STORED DATA:
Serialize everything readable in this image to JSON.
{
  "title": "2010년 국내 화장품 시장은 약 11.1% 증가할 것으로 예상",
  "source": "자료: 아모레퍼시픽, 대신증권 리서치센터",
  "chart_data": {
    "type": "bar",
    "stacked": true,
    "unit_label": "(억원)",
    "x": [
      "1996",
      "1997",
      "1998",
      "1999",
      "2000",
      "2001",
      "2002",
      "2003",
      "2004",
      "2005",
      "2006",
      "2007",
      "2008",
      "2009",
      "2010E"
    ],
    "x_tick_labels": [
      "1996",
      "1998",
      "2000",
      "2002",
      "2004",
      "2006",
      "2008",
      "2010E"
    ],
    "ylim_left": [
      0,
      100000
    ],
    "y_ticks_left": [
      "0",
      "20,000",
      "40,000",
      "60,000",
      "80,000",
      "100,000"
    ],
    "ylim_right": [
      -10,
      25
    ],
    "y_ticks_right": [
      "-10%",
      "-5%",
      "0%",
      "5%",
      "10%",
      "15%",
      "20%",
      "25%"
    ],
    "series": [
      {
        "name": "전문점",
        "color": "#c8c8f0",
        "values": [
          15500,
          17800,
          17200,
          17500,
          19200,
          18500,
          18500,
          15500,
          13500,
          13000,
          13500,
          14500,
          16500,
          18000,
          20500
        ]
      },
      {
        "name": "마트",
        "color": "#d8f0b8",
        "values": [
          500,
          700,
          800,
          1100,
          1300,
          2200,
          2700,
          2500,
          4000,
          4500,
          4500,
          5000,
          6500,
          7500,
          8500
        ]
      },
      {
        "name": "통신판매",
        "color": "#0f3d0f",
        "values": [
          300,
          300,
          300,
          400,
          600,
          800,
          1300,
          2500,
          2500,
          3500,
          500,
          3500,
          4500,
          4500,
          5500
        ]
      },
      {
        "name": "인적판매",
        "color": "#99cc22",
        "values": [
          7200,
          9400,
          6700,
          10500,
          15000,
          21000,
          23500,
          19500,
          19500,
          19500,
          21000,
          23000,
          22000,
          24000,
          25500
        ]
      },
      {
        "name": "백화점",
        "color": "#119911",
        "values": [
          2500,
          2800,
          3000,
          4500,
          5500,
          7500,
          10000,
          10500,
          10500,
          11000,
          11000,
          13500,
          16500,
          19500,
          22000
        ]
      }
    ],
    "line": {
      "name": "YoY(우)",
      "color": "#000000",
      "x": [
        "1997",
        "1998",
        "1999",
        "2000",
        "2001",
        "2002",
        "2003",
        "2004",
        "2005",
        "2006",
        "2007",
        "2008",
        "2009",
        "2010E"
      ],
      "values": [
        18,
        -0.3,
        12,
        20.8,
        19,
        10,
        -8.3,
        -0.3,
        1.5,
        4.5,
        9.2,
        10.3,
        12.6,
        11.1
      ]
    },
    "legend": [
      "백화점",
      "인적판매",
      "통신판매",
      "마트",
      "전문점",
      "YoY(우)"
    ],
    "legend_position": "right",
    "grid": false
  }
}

GIVEN INSTRUCTION: Identify the lines above with the word "name". Copy them.

FULL OUTPUT:
        "name": "전문점",
        "name": "마트",
        "name": "통신판매",
        "name": "인적판매",
        "name": "백화점",
      "name": "YoY(우)",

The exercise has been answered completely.